Look through the records that follow. Copy every line containing the word "true".

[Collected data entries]
::::::

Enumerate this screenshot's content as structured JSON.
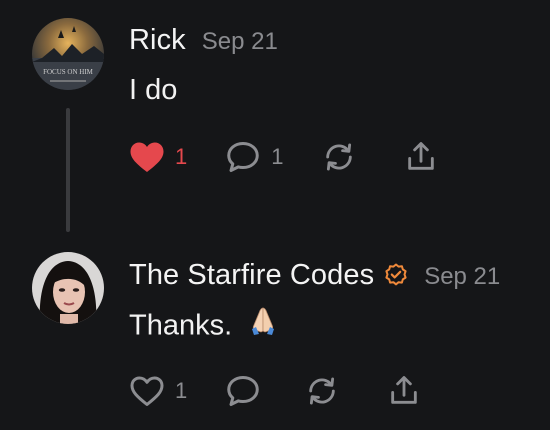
{
  "posts": [
    {
      "author": "Rick",
      "date": "Sep 21",
      "text": "I do",
      "avatar_caption": "FOCUS ON HIM",
      "liked": true,
      "like_count": "1",
      "comment_count": "1",
      "verified": false
    },
    {
      "author": "The Starfire Codes",
      "date": "Sep 21",
      "text": "Thanks.",
      "liked": false,
      "like_count": "1",
      "comment_count": "",
      "verified": true
    }
  ],
  "icons": {
    "like": "heart-icon",
    "comment": "comment-bubble-icon",
    "repost": "repost-icon",
    "share": "share-icon",
    "verified": "verified-badge-icon",
    "emoji": "folded-hands-emoji"
  },
  "colors": {
    "background": "#151618",
    "like_active": "#e5484d",
    "icon_muted": "#8c8d91",
    "verified": "#f08a3b"
  }
}
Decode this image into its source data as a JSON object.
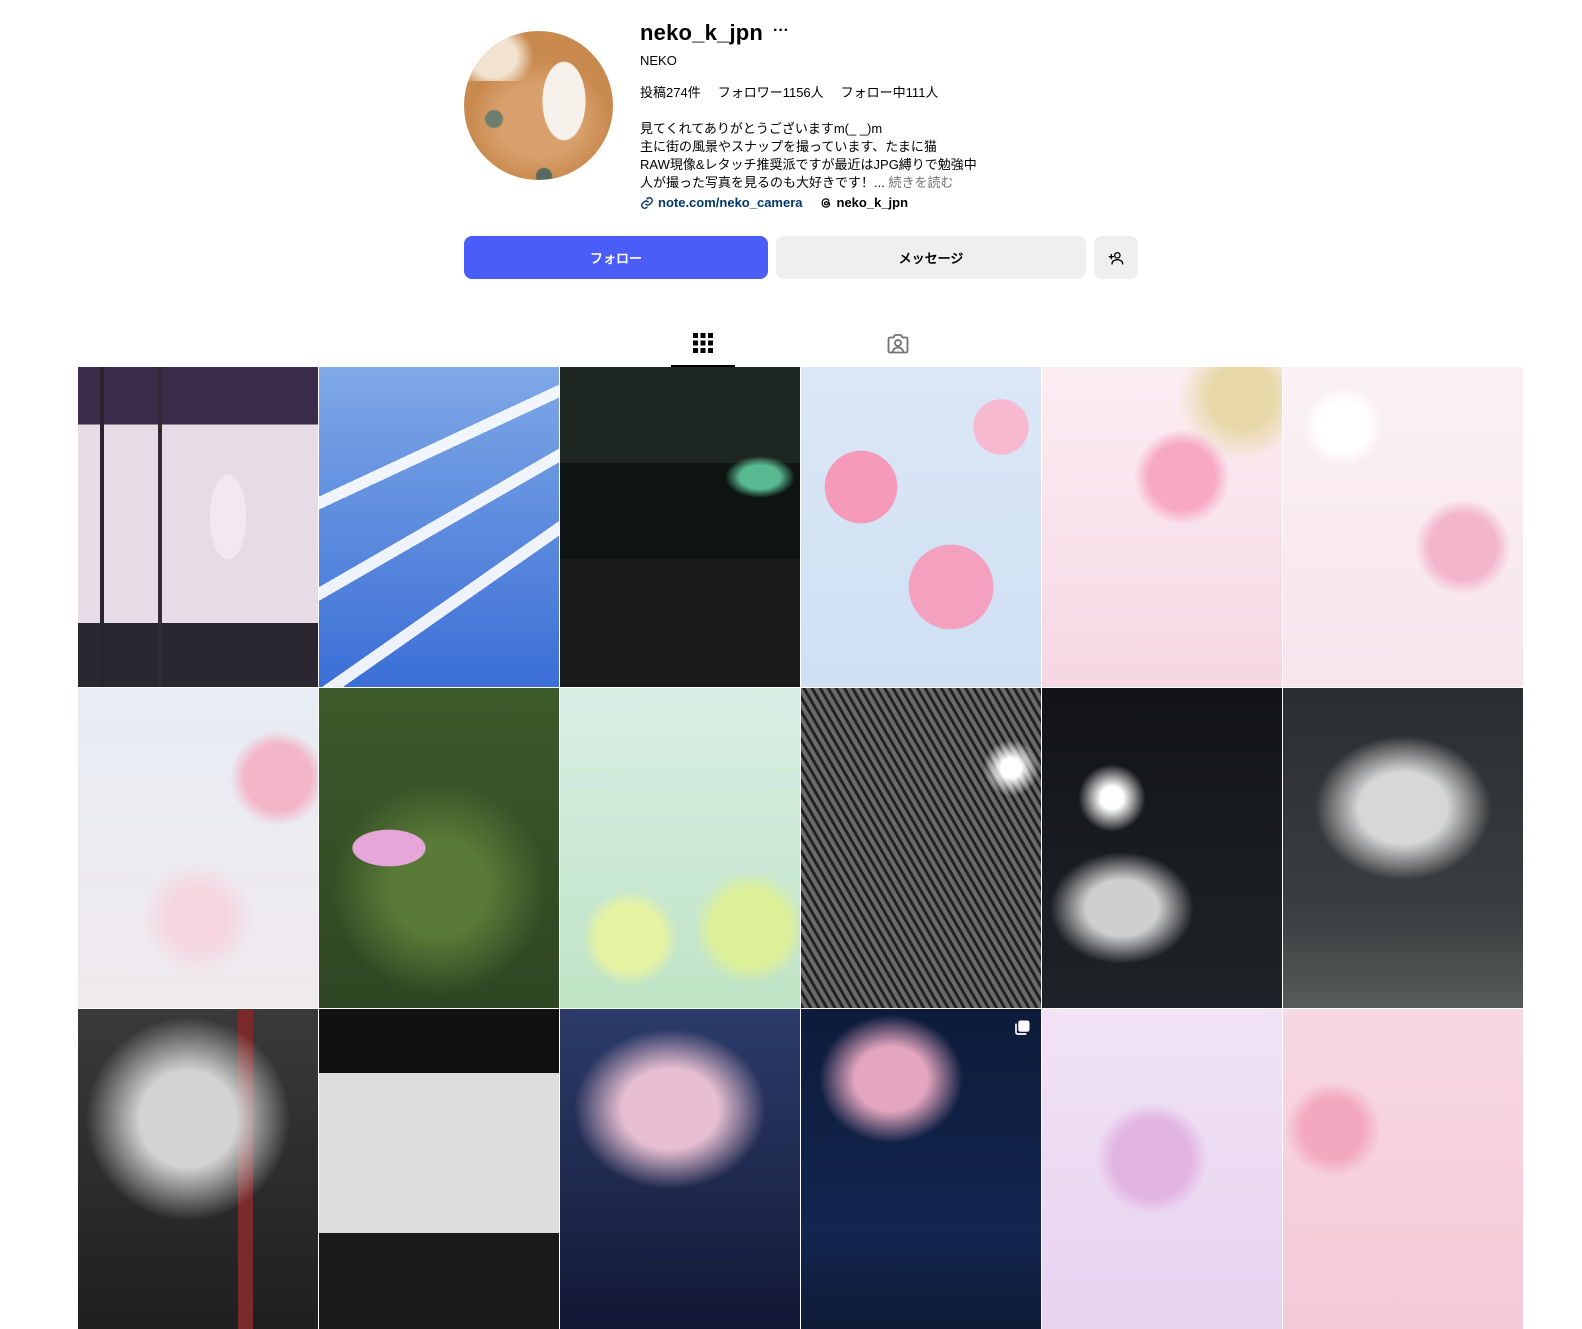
{
  "profile": {
    "username": "neko_k_jpn",
    "more": "···",
    "full_name": "NEKO",
    "stats": {
      "posts": "投稿274件",
      "followers": "フォロワー1156人",
      "following": "フォロー中111人"
    },
    "bio": [
      "見てくれてありがとうございますm(_ _)m",
      "主に街の風景やスナップを撮っています、たまに猫",
      "RAW現像&レタッチ推奨派ですが最近はJPG縛りで勉強中",
      "人が撮った写真を見るのも大好きです！..."
    ],
    "read_more": "続きを読む",
    "link": "note.com/neko_camera",
    "threads": "neko_k_jpn"
  },
  "actions": {
    "follow": "フォロー",
    "message": "メッセージ"
  },
  "icons": {
    "link": "link-icon",
    "threads": "threads-icon",
    "add_user": "add-user-icon",
    "grid": "grid-icon",
    "tagged": "tagged-icon",
    "multi": "multiple-photos-icon"
  },
  "colors": {
    "follow_button": "#4a5df9",
    "secondary_button": "#efefef",
    "link": "#00376b"
  },
  "posts": [
    {
      "subject": "shop window"
    },
    {
      "subject": "jets"
    },
    {
      "subject": "bar storefront"
    },
    {
      "subject": "bird in blossoms"
    },
    {
      "subject": "cherry blossoms"
    },
    {
      "subject": "cherry blossoms"
    },
    {
      "subject": "cherry blossoms"
    },
    {
      "subject": "cosmos"
    },
    {
      "subject": "yellow flowers"
    },
    {
      "subject": "night blossoms"
    },
    {
      "subject": "street lamp"
    },
    {
      "subject": "night park"
    },
    {
      "subject": "blossoms and stairs"
    },
    {
      "subject": "blossom trees"
    },
    {
      "subject": "riverside blossoms"
    },
    {
      "subject": "night skyline",
      "multi": true
    },
    {
      "subject": "purple blossoms"
    },
    {
      "subject": "pink blossoms"
    }
  ]
}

::::::

**Task solution:**
      "liked": true,
      "verified": true
      "multi": true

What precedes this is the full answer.